[START OF Data lines]

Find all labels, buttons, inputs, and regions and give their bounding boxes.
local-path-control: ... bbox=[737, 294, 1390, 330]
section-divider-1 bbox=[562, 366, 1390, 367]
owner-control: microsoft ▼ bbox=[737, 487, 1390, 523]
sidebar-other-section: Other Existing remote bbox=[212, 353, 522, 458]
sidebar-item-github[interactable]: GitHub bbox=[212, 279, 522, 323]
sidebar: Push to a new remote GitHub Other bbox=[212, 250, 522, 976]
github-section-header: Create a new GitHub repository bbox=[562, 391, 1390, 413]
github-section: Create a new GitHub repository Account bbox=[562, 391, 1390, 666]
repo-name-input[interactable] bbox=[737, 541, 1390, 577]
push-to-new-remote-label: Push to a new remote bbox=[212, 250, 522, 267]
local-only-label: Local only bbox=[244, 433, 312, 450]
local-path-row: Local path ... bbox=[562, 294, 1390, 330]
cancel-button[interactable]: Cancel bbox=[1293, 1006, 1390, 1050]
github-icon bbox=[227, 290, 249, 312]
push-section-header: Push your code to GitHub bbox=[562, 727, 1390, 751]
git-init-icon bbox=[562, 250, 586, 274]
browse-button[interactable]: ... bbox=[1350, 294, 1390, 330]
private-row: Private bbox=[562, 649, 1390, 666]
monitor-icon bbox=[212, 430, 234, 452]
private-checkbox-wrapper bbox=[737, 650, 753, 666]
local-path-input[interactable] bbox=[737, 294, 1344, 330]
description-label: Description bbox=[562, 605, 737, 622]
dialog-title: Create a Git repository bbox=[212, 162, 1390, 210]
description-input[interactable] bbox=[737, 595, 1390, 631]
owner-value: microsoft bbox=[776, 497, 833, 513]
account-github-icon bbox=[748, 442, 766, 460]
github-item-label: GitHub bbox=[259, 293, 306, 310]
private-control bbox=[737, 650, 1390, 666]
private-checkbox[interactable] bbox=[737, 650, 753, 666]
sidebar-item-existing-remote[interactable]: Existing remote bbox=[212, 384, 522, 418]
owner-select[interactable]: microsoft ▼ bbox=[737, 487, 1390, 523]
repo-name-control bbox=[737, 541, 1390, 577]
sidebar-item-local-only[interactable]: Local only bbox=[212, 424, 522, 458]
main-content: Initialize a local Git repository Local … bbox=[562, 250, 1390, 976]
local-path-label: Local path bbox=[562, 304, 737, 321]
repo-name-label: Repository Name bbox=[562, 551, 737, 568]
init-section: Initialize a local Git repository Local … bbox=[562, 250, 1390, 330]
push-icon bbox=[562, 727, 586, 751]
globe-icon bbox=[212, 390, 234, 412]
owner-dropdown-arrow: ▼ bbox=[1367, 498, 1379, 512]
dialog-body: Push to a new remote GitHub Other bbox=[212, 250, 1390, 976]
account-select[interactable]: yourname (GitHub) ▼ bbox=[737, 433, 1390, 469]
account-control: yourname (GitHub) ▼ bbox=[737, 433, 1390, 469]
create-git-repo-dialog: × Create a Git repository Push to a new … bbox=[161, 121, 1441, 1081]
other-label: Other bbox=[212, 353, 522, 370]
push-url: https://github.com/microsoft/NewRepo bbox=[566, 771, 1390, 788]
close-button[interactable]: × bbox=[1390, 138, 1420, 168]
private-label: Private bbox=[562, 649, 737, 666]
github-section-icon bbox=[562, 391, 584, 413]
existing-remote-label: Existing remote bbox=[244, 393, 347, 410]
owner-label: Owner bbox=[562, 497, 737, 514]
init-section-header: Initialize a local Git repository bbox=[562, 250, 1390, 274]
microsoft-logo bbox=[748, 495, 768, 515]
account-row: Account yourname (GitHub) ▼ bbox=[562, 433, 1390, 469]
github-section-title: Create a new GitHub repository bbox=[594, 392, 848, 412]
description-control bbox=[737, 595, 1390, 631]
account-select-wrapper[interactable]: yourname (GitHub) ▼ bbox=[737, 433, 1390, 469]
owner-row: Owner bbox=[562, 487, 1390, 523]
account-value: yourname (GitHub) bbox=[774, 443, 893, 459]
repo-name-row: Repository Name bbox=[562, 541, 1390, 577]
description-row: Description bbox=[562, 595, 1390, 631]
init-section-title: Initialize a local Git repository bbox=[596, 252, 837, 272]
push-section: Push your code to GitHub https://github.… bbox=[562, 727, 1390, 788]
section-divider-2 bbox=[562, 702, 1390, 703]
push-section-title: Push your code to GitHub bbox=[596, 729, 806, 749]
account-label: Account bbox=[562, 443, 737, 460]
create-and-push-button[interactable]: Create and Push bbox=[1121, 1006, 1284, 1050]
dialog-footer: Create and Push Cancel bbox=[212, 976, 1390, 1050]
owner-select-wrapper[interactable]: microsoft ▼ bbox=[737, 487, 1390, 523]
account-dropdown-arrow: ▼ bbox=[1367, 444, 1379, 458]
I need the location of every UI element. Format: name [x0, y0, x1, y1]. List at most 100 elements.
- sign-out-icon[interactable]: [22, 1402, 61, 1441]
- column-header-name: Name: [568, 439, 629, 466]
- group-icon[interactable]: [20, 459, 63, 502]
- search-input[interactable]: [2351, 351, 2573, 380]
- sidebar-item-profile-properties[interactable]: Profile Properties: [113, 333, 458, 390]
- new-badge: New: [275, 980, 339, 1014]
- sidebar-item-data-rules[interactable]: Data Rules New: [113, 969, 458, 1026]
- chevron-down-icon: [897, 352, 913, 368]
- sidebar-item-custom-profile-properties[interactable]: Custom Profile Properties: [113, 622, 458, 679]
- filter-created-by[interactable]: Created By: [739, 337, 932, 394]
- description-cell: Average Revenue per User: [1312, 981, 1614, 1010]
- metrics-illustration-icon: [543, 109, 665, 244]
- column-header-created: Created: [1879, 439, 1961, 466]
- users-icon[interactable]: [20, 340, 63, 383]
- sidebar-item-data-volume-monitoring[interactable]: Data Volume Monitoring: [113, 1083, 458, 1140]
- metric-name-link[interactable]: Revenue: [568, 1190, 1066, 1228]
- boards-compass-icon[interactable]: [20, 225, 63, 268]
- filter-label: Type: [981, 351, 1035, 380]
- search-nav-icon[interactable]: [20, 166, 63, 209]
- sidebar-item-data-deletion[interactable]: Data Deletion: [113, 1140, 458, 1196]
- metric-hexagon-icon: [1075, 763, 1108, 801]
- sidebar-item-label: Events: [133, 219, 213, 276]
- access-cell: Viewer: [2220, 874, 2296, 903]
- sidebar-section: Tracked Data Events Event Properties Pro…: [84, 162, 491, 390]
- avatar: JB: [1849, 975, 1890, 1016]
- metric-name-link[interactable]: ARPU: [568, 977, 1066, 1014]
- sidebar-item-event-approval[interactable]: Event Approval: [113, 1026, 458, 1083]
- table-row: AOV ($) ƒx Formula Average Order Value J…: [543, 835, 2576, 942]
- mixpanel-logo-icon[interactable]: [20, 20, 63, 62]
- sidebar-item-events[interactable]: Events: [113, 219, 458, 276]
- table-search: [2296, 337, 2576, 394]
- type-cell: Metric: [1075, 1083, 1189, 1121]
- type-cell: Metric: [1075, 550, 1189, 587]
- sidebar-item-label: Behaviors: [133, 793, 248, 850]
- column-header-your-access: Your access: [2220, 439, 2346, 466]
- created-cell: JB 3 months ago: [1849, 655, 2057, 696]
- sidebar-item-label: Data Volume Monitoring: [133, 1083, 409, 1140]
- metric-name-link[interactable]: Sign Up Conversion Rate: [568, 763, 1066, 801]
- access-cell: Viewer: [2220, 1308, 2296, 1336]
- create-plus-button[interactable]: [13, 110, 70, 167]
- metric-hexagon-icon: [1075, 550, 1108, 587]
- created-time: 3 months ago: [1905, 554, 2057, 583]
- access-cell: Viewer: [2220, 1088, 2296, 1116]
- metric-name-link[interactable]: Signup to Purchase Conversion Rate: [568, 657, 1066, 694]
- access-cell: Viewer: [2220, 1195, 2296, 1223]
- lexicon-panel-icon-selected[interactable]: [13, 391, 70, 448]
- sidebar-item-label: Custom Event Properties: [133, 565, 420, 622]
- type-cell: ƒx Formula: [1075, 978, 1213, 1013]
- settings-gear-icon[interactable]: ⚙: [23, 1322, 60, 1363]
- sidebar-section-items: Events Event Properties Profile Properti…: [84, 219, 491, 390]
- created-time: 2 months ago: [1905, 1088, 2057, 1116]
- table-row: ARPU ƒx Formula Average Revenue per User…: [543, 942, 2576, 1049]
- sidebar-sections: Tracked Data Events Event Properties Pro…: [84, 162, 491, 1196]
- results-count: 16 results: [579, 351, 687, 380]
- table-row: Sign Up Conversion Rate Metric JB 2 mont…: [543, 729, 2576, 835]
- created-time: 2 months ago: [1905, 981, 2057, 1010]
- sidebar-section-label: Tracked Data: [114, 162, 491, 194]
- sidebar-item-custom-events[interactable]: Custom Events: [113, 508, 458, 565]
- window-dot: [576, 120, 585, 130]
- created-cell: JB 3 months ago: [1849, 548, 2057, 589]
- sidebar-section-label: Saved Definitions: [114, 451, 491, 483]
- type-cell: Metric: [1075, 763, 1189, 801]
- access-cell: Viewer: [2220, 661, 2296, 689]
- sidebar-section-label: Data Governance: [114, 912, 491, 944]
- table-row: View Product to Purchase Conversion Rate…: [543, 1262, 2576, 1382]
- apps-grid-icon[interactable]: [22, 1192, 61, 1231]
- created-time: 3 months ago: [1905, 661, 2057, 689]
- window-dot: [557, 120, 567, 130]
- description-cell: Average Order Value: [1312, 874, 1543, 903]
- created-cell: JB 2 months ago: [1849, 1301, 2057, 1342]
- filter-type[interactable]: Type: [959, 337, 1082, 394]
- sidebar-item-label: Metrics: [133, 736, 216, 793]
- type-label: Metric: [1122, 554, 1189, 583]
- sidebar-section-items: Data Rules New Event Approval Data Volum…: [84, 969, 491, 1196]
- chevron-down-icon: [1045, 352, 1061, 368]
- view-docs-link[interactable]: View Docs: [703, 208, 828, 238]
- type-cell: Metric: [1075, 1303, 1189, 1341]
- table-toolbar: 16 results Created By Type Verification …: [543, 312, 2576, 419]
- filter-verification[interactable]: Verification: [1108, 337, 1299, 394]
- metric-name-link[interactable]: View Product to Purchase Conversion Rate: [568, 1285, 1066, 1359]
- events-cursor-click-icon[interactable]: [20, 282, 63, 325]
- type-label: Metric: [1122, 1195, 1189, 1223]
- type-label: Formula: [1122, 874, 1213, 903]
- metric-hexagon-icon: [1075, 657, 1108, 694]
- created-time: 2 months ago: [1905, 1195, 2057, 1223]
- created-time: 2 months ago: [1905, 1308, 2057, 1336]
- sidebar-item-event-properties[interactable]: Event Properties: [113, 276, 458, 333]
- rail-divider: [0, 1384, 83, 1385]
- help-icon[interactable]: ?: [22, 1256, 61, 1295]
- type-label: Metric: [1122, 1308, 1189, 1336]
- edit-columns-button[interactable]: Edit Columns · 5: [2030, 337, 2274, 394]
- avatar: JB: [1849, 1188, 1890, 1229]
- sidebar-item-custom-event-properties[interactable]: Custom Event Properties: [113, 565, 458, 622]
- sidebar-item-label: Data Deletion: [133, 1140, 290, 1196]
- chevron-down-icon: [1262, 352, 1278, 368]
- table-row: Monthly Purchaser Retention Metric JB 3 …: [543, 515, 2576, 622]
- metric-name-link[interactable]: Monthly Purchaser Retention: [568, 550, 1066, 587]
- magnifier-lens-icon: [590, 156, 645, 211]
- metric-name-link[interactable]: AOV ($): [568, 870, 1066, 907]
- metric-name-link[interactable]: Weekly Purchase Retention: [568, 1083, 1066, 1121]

[END OF Data lines]

#### Exercise objective
Rewrite the data from its first line through the line containing "git-init-icon bbox=[562, 250, 586, 274]", swapping every "sidebar" for "nav-panel" and keeping all else the same.

#### Answer to this exercise
Find all labels, buttons, inputs, and regions and give their bounding boxes.
local-path-control: ... bbox=[737, 294, 1390, 330]
section-divider-1 bbox=[562, 366, 1390, 367]
owner-control: microsoft ▼ bbox=[737, 487, 1390, 523]
nav-panel-other-section: Other Existing remote bbox=[212, 353, 522, 458]
nav-panel-item-github[interactable]: GitHub bbox=[212, 279, 522, 323]
nav-panel: Push to a new remote GitHub Other bbox=[212, 250, 522, 976]
github-section-header: Create a new GitHub repository bbox=[562, 391, 1390, 413]
github-section: Create a new GitHub repository Account bbox=[562, 391, 1390, 666]
repo-name-input[interactable] bbox=[737, 541, 1390, 577]
push-to-new-remote-label: Push to a new remote bbox=[212, 250, 522, 267]
local-only-label: Local only bbox=[244, 433, 312, 450]
local-path-row: Local path ... bbox=[562, 294, 1390, 330]
cancel-button[interactable]: Cancel bbox=[1293, 1006, 1390, 1050]
github-icon bbox=[227, 290, 249, 312]
push-section-header: Push your code to GitHub bbox=[562, 727, 1390, 751]
git-init-icon bbox=[562, 250, 586, 274]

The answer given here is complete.